## Data excerpts
◆ ◆ ◆ ◆ ◆ ◆ ◆

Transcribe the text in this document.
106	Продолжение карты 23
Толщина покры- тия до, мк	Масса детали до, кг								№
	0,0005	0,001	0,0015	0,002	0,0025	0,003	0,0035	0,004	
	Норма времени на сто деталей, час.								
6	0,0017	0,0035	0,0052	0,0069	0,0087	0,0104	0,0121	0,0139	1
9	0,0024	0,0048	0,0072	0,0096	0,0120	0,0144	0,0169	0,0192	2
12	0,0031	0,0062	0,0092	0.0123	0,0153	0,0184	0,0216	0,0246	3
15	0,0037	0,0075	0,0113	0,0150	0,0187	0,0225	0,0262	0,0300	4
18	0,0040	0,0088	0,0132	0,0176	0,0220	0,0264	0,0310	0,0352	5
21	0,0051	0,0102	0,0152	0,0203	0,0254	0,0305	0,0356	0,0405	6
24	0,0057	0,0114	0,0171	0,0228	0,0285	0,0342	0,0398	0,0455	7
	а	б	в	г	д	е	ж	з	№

◆ ◆ ◆ ◆ ◆ ◆ ◆

## Exercise
Produce a verbatim transcription of the entries above.

## Exercise answer
Transcribe the text in this document.
106	Продолжение карты 23
Толщина покры- тия до, мк	Масса детали до, кг								№
	0,0005	0,001	0,0015	0,002	0,0025	0,003	0,0035	0,004	
	Норма времени на сто деталей, час.								
6	0,0017	0,0035	0,0052	0,0069	0,0087	0,0104	0,0121	0,0139	1
9	0,0024	0,0048	0,0072	0,0096	0,0120	0,0144	0,0169	0,0192	2
12	0,0031	0,0062	0,0092	0.0123	0,0153	0,0184	0,0216	0,0246	3
15	0,0037	0,0075	0,0113	0,0150	0,0187	0,0225	0,0262	0,0300	4
18	0,0040	0,0088	0,0132	0,0176	0,0220	0,0264	0,0310	0,0352	5
21	0,0051	0,0102	0,0152	0,0203	0,0254	0,0305	0,0356	0,0405	6
24	0,0057	0,0114	0,0171	0,0228	0,0285	0,0342	0,0398	0,0455	7
	а	б	в	г	д	е	ж	з	№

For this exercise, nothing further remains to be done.